**Extracted entries**.
★ ★ ★ ★ ★ ★ ★

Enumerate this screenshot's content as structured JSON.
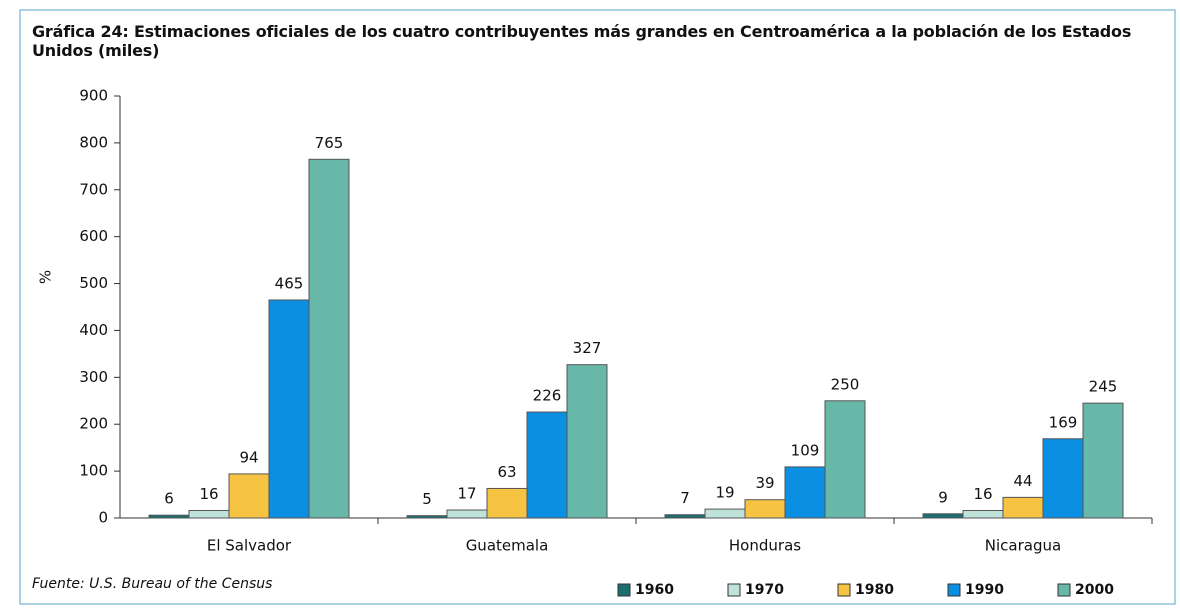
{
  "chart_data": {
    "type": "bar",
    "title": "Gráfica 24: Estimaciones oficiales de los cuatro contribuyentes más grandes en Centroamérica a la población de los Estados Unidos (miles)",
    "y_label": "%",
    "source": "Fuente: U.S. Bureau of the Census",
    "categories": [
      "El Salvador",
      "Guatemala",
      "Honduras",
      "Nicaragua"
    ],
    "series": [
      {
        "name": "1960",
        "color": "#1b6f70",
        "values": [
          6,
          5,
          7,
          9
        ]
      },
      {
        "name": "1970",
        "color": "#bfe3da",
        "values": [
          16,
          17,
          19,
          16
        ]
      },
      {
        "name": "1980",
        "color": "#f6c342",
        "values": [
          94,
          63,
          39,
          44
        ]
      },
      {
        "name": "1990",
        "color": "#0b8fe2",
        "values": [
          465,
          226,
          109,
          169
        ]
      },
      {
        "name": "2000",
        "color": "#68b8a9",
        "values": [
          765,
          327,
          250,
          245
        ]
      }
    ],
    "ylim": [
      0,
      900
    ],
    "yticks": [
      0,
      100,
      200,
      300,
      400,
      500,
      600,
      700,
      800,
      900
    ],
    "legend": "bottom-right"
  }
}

★ ★ ★ ★ ★ ★ ★

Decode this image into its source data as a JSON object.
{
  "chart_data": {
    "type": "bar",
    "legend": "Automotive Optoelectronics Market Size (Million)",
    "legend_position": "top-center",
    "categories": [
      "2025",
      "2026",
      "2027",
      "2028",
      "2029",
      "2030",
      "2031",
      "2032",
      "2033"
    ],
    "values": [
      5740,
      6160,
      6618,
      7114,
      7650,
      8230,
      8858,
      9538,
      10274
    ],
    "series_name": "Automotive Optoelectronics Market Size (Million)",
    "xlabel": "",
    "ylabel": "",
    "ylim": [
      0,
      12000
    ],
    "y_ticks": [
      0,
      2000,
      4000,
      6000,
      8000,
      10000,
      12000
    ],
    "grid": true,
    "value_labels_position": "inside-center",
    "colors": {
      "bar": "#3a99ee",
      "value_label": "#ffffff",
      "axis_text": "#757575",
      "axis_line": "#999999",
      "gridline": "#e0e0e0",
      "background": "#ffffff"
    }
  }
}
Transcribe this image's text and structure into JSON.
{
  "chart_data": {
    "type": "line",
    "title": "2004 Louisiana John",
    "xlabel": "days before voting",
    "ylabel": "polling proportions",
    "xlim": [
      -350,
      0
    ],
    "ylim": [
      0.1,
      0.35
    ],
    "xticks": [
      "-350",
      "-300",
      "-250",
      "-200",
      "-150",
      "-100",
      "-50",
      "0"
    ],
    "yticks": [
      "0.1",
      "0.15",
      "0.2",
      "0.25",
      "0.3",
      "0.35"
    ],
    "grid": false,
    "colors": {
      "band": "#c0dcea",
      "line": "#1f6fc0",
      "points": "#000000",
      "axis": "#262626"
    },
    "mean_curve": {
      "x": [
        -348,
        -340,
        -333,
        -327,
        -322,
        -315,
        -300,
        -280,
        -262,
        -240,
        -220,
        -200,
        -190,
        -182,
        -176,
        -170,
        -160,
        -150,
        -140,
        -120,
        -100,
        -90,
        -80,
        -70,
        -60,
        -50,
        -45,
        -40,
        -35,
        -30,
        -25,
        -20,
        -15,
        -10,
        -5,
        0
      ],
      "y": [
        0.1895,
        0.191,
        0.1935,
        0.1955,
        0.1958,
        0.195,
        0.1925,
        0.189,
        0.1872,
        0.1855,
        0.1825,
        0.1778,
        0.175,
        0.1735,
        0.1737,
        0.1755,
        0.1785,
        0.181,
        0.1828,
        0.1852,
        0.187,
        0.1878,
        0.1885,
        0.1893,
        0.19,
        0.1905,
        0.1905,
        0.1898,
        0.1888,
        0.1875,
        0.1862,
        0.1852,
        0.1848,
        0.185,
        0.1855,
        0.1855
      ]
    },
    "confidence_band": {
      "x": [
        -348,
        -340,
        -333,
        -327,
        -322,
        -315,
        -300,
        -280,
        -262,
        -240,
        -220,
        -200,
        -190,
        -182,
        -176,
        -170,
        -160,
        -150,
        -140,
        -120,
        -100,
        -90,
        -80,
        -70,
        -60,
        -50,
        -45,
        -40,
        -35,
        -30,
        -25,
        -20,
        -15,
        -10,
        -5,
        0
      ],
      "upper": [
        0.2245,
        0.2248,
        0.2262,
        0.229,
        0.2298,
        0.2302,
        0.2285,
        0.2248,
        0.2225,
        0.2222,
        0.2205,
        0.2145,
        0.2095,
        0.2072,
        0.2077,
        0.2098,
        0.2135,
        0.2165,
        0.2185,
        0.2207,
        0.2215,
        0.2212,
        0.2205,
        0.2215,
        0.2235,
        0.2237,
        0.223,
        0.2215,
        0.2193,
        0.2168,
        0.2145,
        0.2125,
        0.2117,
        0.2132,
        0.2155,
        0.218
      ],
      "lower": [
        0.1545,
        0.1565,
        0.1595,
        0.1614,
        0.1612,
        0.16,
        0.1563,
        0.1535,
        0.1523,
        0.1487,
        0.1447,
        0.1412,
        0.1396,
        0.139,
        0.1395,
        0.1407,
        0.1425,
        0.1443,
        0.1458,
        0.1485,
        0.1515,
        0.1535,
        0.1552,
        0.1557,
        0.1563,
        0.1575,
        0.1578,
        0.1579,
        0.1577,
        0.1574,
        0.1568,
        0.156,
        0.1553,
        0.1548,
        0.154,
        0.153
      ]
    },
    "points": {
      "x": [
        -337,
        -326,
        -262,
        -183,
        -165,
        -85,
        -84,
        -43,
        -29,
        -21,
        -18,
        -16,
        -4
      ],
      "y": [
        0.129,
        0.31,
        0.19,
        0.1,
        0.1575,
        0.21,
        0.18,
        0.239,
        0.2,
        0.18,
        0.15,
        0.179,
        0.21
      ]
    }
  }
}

★ ★ ★ ★ ★ ★ ★

**Given request**. Copy every line above in which the string "into" shows up.

**Answer to this task**.
Decode this image into its source data as a JSON object.
Transcribe this image's text and structure into JSON.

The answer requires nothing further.